Written task
Quote every line of the material beneath this one.

** START OF Provided records **

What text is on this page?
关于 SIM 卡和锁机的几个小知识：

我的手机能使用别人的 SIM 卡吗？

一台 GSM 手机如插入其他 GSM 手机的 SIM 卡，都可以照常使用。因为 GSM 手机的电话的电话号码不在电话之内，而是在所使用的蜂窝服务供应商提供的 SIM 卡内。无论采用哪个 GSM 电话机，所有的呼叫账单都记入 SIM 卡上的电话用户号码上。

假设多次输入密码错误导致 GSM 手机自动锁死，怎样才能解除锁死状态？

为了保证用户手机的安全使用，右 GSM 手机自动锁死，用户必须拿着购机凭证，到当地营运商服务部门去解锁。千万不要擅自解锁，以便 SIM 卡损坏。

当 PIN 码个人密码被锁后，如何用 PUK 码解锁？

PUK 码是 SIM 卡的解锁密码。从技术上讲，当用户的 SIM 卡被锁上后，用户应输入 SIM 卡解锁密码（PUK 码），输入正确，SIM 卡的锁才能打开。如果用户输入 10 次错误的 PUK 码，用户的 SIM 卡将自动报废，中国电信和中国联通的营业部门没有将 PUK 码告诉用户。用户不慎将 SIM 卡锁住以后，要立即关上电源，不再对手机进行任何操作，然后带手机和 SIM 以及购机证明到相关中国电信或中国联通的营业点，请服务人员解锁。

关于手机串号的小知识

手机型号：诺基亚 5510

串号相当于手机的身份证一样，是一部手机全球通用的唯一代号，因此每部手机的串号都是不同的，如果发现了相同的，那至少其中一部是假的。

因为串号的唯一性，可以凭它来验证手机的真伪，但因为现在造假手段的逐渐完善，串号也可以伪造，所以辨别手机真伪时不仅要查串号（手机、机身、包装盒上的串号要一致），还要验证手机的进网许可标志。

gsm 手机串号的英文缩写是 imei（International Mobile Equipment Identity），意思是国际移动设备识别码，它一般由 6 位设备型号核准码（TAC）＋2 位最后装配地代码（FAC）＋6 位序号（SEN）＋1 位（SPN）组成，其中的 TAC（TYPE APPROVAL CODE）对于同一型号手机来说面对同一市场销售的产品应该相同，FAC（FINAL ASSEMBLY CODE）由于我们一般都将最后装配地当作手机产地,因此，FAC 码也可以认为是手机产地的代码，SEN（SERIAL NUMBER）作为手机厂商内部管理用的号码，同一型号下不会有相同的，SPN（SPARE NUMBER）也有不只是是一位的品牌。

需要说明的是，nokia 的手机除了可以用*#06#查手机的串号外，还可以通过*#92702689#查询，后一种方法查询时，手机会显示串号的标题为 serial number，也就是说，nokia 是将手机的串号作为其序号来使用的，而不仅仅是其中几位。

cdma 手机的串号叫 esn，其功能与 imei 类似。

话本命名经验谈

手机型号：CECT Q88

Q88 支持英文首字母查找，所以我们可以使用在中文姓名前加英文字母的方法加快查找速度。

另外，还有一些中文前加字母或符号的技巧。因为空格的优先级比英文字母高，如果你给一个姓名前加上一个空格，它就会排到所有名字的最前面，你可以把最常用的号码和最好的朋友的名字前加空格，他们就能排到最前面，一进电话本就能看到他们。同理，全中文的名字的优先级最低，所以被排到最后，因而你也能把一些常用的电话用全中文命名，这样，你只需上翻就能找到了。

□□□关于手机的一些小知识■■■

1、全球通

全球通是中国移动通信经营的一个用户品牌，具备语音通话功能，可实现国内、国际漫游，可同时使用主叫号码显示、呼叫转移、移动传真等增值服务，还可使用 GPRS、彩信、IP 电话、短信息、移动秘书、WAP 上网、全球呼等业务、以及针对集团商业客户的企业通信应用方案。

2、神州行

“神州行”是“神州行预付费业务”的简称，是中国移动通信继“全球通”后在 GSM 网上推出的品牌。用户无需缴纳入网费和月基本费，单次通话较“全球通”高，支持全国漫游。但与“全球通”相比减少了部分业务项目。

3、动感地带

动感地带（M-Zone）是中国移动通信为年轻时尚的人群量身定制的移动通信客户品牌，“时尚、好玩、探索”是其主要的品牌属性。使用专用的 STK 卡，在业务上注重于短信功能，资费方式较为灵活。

** END OF Provided records **

Answer
What text is on this page?
关于 SIM 卡和锁机的几个小知识：

我的手机能使用别人的 SIM 卡吗？

一台 GSM 手机如插入其他 GSM 手机的 SIM 卡，都可以照常使用。因为 GSM 手机的电话的电话号码不在电话之内，而是在所使用的蜂窝服务供应商提供的 SIM 卡内。无论采用哪个 GSM 电话机，所有的呼叫账单都记入 SIM 卡上的电话用户号码上。

假设多次输入密码错误导致 GSM 手机自动锁死，怎样才能解除锁死状态？

为了保证用户手机的安全使用，右 GSM 手机自动锁死，用户必须拿着购机凭证，到当地营运商服务部门去解锁。千万不要擅自解锁，以便 SIM 卡损坏。

当 PIN 码个人密码被锁后，如何用 PUK 码解锁？

PUK 码是 SIM 卡的解锁密码。从技术上讲，当用户的 SIM 卡被锁上后，用户应输入 SIM 卡解锁密码（PUK 码），输入正确，SIM 卡的锁才能打开。如果用户输入 10 次错误的 PUK 码，用户的 SIM 卡将自动报废，中国电信和中国联通的营业部门没有将 PUK 码告诉用户。用户不慎将 SIM 卡锁住以后，要立即关上电源，不再对手机进行任何操作，然后带手机和 SIM 以及购机证明到相关中国电信或中国联通的营业点，请服务人员解锁。

关于手机串号的小知识

手机型号：诺基亚 5510

串号相当于手机的身份证一样，是一部手机全球通用的唯一代号，因此每部手机的串号都是不同的，如果发现了相同的，那至少其中一部是假的。

因为串号的唯一性，可以凭它来验证手机的真伪，但因为现在造假手段的逐渐完善，串号也可以伪造，所以辨别手机真伪时不仅要查串号（手机、机身、包装盒上的串号要一致），还要验证手机的进网许可标志。

gsm 手机串号的英文缩写是 imei（International Mobile Equipment Identity），意思是国际移动设备识别码，它一般由 6 位设备型号核准码（TAC）＋2 位最后装配地代码（FAC）＋6 位序号（SEN）＋1 位（SPN）组成，其中的 TAC（TYPE APPROVAL CODE）对于同一型号手机来说面对同一市场销售的产品应该相同，FAC（FINAL ASSEMBLY CODE）由于我们一般都将最后装配地当作手机产地,因此，FAC 码也可以认为是手机产地的代码，SEN（SERIAL NUMBER）作为手机厂商内部管理用的号码，同一型号下不会有相同的，SPN（SPARE NUMBER）也有不只是是一位的品牌。

需要说明的是，nokia 的手机除了可以用*#06#查手机的串号外，还可以通过*#92702689#查询，后一种方法查询时，手机会显示串号的标题为 serial number，也就是说，nokia 是将手机的串号作为其序号来使用的，而不仅仅是其中几位。

cdma 手机的串号叫 esn，其功能与 imei 类似。

话本命名经验谈

手机型号：CECT Q88

Q88 支持英文首字母查找，所以我们可以使用在中文姓名前加英文字母的方法加快查找速度。

另外，还有一些中文前加字母或符号的技巧。因为空格的优先级比英文字母高，如果你给一个姓名前加上一个空格，它就会排到所有名字的最前面，你可以把最常用的号码和最好的朋友的名字前加空格，他们就能排到最前面，一进电话本就能看到他们。同理，全中文的名字的优先级最低，所以被排到最后，因而你也能把一些常用的电话用全中文命名，这样，你只需上翻就能找到了。

□□□关于手机的一些小知识■■■

1、全球通

全球通是中国移动通信经营的一个用户品牌，具备语音通话功能，可实现国内、国际漫游，可同时使用主叫号码显示、呼叫转移、移动传真等增值服务，还可使用 GPRS、彩信、IP 电话、短信息、移动秘书、WAP 上网、全球呼等业务、以及针对集团商业客户的企业通信应用方案。

2、神州行

“神州行”是“神州行预付费业务”的简称，是中国移动通信继“全球通”后在 GSM 网上推出的品牌。用户无需缴纳入网费和月基本费，单次通话较“全球通”高，支持全国漫游。但与“全球通”相比减少了部分业务项目。

3、动感地带

动感地带（M-Zone）是中国移动通信为年轻时尚的人群量身定制的移动通信客户品牌，“时尚、好玩、探索”是其主要的品牌属性。使用专用的 STK 卡，在业务上注重于短信功能，资费方式较为灵活。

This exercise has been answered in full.